*Listed entries*.
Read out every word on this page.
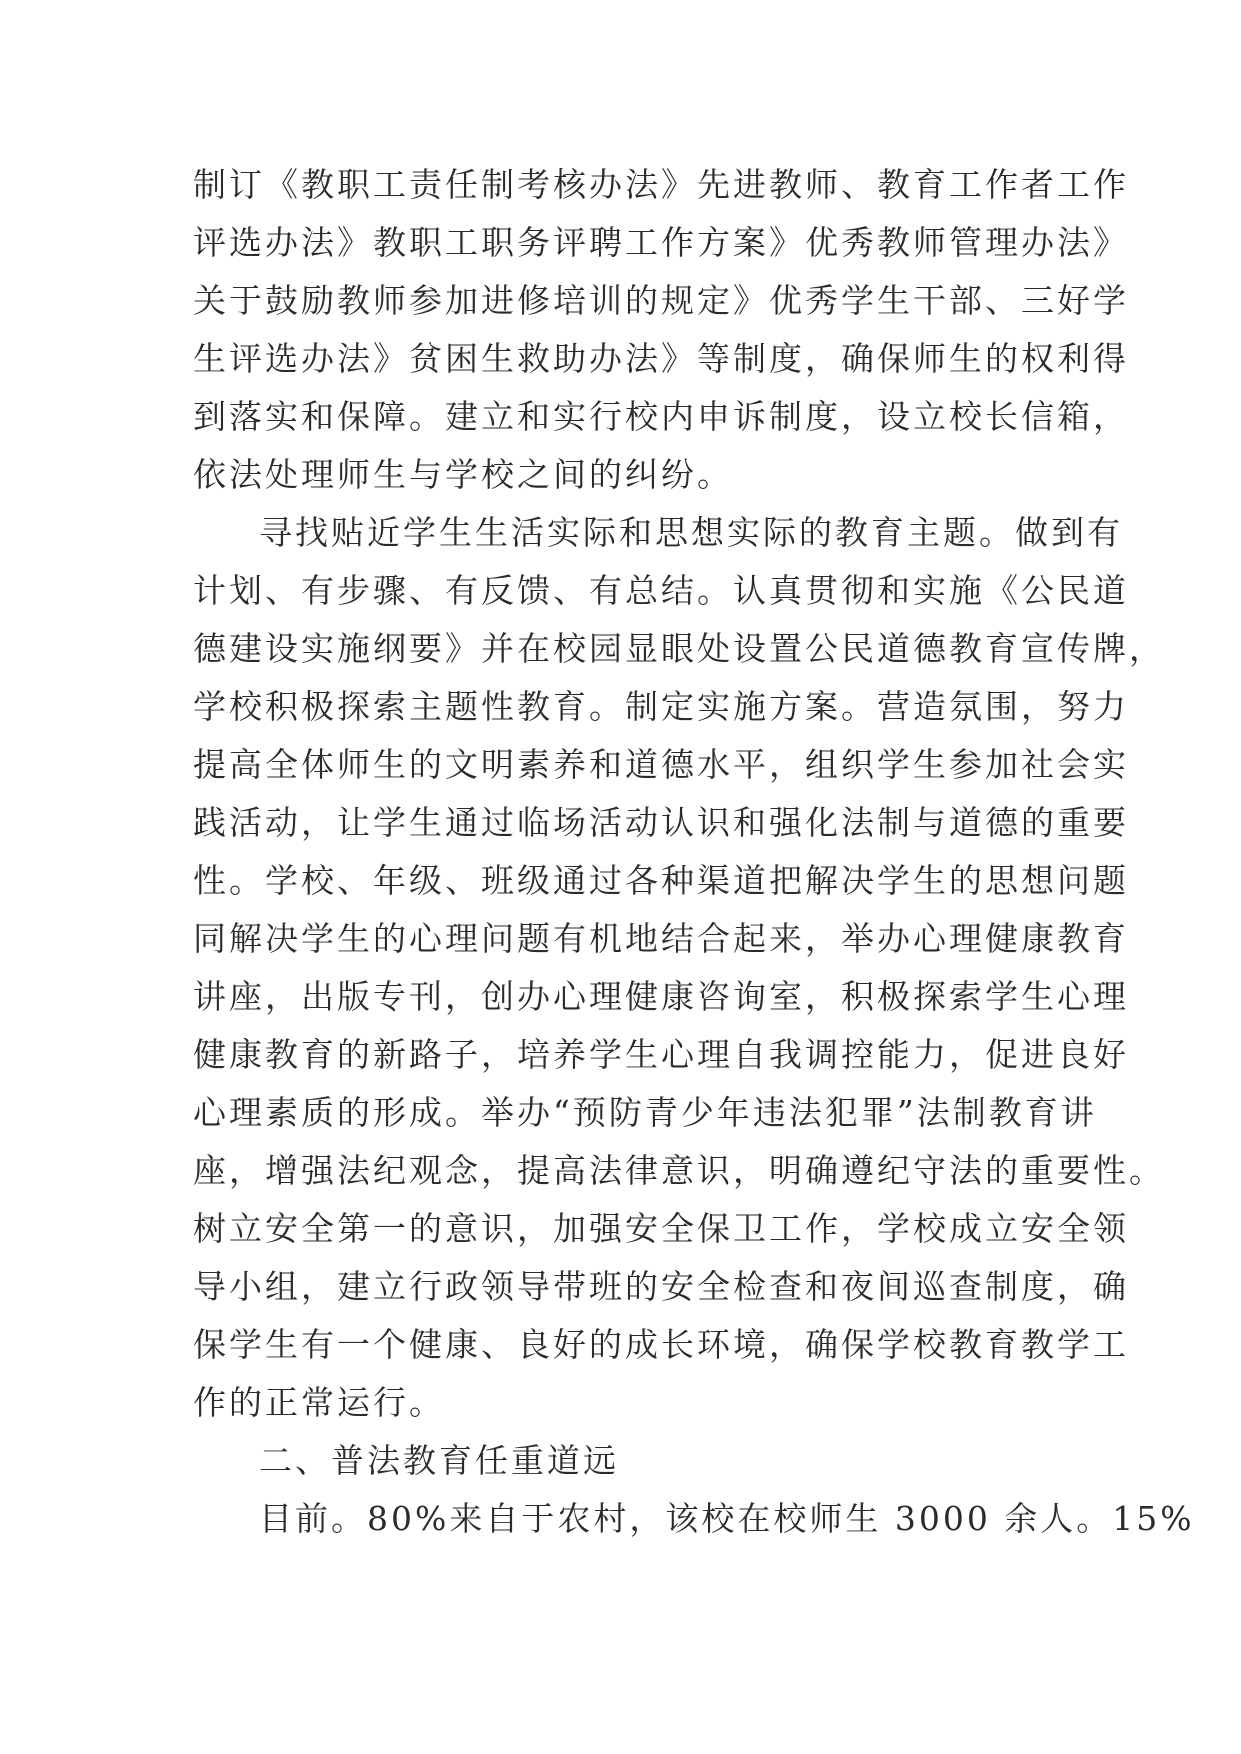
制订《教职工责任制考核办法》先进教师、教育工作者工作
评选办法》教职工职务评聘工作方案》优秀教师管理办法》
关于鼓励教师参加进修培训的规定》优秀学生干部、三好学
生评选办法》贫困生救助办法》等制度，确保师生的权利得
到落实和保障。建立和实行校内申诉制度，设立校长信箱，
依法处理师生与学校之间的纠纷。
寻找贴近学生生活实际和思想实际的教育主题。做到有
计划、有步骤、有反馈、有总结。认真贯彻和实施《公民道
德建设实施纲要》并在校园显眼处设置公民道德教育宣传牌，
学校积极探索主题性教育。制定实施方案。营造氛围，努力
提高全体师生的文明素养和道德水平，组织学生参加社会实
践活动，让学生通过临场活动认识和强化法制与道德的重要
性。学校、年级、班级通过各种渠道把解决学生的思想问题
同解决学生的心理问题有机地结合起来，举办心理健康教育
讲座，出版专刊，创办心理健康咨询室，积极探索学生心理
健康教育的新路子，培养学生心理自我调控能力，促进良好
心理素质的形成。举办“预防青少年违法犯罪”法制教育讲
座，增强法纪观念，提高法律意识，明确遵纪守法的重要性。
树立安全第一的意识，加强安全保卫工作，学校成立安全领
导小组，建立行政领导带班的安全检查和夜间巡查制度，确
保学生有一个健康、良好的成长环境，确保学校教育教学工
作的正常运行。
二、普法教育任重道远
目前。80%来自于农村，该校在校师生 3000 余人。15%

*Aim of the exercise*. Using the data above, print every line exactly, omitting pictures.

*Result*.
Read out every word on this page.
制订《教职工责任制考核办法》先进教师、教育工作者工作
评选办法》教职工职务评聘工作方案》优秀教师管理办法》
关于鼓励教师参加进修培训的规定》优秀学生干部、三好学
生评选办法》贫困生救助办法》等制度，确保师生的权利得
到落实和保障。建立和实行校内申诉制度，设立校长信箱，
依法处理师生与学校之间的纠纷。
寻找贴近学生生活实际和思想实际的教育主题。做到有
计划、有步骤、有反馈、有总结。认真贯彻和实施《公民道
德建设实施纲要》并在校园显眼处设置公民道德教育宣传牌，
学校积极探索主题性教育。制定实施方案。营造氛围，努力
提高全体师生的文明素养和道德水平，组织学生参加社会实
践活动，让学生通过临场活动认识和强化法制与道德的重要
性。学校、年级、班级通过各种渠道把解决学生的思想问题
同解决学生的心理问题有机地结合起来，举办心理健康教育
讲座，出版专刊，创办心理健康咨询室，积极探索学生心理
健康教育的新路子，培养学生心理自我调控能力，促进良好
心理素质的形成。举办“预防青少年违法犯罪”法制教育讲
座，增强法纪观念，提高法律意识，明确遵纪守法的重要性。
树立安全第一的意识，加强安全保卫工作，学校成立安全领
导小组，建立行政领导带班的安全检查和夜间巡查制度，确
保学生有一个健康、良好的成长环境，确保学校教育教学工
作的正常运行。
二、普法教育任重道远
目前。80%来自于农村，该校在校师生 3000 余人。15%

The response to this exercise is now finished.